**Short problem:** The records below are to be repeated in full, exactly as they are.

**Supplied material:**
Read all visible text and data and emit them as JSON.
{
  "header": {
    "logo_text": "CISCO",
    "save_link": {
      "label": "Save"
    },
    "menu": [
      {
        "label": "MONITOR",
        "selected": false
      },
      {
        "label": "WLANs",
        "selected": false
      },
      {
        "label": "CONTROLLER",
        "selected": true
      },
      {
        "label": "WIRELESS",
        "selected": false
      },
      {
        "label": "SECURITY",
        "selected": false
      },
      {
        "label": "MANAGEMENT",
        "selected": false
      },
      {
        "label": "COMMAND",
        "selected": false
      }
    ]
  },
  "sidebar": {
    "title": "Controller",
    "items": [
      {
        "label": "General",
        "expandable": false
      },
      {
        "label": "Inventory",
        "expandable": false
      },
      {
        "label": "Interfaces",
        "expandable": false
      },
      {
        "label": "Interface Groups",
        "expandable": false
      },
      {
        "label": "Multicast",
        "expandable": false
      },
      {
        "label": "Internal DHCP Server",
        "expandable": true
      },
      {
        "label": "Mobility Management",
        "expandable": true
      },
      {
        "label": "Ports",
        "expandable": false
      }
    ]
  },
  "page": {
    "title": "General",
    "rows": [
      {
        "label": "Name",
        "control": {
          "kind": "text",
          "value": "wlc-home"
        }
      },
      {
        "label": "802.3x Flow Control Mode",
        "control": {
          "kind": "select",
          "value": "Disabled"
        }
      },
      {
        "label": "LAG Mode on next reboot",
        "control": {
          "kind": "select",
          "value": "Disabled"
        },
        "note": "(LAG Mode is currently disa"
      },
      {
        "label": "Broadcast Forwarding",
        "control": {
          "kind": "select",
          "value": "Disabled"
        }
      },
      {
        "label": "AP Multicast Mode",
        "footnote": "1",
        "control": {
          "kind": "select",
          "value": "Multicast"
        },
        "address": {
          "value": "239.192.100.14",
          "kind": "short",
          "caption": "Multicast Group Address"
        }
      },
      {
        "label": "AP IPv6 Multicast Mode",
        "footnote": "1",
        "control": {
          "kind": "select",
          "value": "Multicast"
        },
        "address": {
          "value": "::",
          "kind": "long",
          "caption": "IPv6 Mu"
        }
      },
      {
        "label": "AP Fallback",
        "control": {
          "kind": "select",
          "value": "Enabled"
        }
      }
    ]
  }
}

**Answer to this exercise:**
Read all visible text and data and emit them as JSON.
{
  "header": {
    "logo_text": "CISCO",
    "save_link": {
      "label": "Save"
    },
    "menu": [
      {
        "label": "MONITOR",
        "selected": false
      },
      {
        "label": "WLANs",
        "selected": false
      },
      {
        "label": "CONTROLLER",
        "selected": true
      },
      {
        "label": "WIRELESS",
        "selected": false
      },
      {
        "label": "SECURITY",
        "selected": false
      },
      {
        "label": "MANAGEMENT",
        "selected": false
      },
      {
        "label": "COMMAND",
        "selected": false
      }
    ]
  },
  "sidebar": {
    "title": "Controller",
    "items": [
      {
        "label": "General",
        "expandable": false
      },
      {
        "label": "Inventory",
        "expandable": false
      },
      {
        "label": "Interfaces",
        "expandable": false
      },
      {
        "label": "Interface Groups",
        "expandable": false
      },
      {
        "label": "Multicast",
        "expandable": false
      },
      {
        "label": "Internal DHCP Server",
        "expandable": true
      },
      {
        "label": "Mobility Management",
        "expandable": true
      },
      {
        "label": "Ports",
        "expandable": false
      }
    ]
  },
  "page": {
    "title": "General",
    "rows": [
      {
        "label": "Name",
        "control": {
          "kind": "text",
          "value": "wlc-home"
        }
      },
      {
        "label": "802.3x Flow Control Mode",
        "control": {
          "kind": "select",
          "value": "Disabled"
        }
      },
      {
        "label": "LAG Mode on next reboot",
        "control": {
          "kind": "select",
          "value": "Disabled"
        },
        "note": "(LAG Mode is currently disa"
      },
      {
        "label": "Broadcast Forwarding",
        "control": {
          "kind": "select",
          "value": "Disabled"
        }
      },
      {
        "label": "AP Multicast Mode",
        "footnote": "1",
        "control": {
          "kind": "select",
          "value": "Multicast"
        },
        "address": {
          "value": "239.192.100.14",
          "kind": "short",
          "caption": "Multicast Group Address"
        }
      },
      {
        "label": "AP IPv6 Multicast Mode",
        "footnote": "1",
        "control": {
          "kind": "select",
          "value": "Multicast"
        },
        "address": {
          "value": "::",
          "kind": "long",
          "caption": "IPv6 Mu"
        }
      },
      {
        "label": "AP Fallback",
        "control": {
          "kind": "select",
          "value": "Enabled"
        }
      }
    ]
  }
}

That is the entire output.